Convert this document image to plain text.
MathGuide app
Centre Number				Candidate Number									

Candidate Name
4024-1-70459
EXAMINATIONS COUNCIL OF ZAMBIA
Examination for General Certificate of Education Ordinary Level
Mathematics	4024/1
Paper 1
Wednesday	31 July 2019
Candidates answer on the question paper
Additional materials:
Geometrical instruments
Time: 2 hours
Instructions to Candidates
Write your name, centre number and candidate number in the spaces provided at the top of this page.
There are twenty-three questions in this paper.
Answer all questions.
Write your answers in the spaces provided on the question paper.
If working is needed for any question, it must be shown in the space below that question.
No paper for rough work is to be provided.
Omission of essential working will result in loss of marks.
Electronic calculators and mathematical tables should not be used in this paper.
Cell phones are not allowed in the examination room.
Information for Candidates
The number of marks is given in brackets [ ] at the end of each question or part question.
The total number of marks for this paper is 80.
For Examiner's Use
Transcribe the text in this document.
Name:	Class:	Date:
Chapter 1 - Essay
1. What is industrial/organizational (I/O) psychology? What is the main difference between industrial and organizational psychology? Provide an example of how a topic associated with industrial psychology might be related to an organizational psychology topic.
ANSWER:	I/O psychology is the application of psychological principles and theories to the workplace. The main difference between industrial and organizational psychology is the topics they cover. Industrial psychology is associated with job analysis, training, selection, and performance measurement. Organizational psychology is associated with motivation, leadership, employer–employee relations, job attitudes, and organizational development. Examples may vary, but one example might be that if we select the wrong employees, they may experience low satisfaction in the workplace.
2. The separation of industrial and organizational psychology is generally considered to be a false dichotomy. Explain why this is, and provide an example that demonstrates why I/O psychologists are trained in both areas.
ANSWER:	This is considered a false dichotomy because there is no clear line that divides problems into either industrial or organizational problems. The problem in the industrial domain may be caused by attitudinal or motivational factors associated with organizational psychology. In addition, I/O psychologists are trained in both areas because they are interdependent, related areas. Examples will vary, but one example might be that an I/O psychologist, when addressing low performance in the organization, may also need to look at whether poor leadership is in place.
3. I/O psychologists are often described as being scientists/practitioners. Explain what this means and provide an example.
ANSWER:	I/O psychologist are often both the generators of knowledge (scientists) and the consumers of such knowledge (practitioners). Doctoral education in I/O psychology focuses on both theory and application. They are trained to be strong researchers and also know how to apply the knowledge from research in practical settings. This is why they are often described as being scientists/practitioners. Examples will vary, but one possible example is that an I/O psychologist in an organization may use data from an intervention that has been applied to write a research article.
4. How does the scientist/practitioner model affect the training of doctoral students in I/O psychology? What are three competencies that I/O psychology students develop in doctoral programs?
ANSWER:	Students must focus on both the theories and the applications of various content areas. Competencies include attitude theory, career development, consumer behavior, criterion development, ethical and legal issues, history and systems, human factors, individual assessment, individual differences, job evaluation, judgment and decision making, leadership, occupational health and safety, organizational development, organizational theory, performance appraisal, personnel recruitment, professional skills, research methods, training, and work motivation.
======
Pull out all lines from the listing that contain the string "described".

#### RESPONSE TO THE EXERCISE:
3. I/O psychologists are often described as being scientists/practitioners. Explain what this means and provide an example.
ANSWER:	I/O psychologist are often both the generators of knowledge (scientists) and the consumers of such knowledge (practitioners). Doctoral education in I/O psychology focuses on both theory and application. They are trained to be strong researchers and also know how to apply the knowledge from research in practical settings. This is why they are often described as being scientists/practitioners. Examples will vary, but one possible example is that an I/O psychologist in an organization may use data from an intervention that has been applied to write a research article.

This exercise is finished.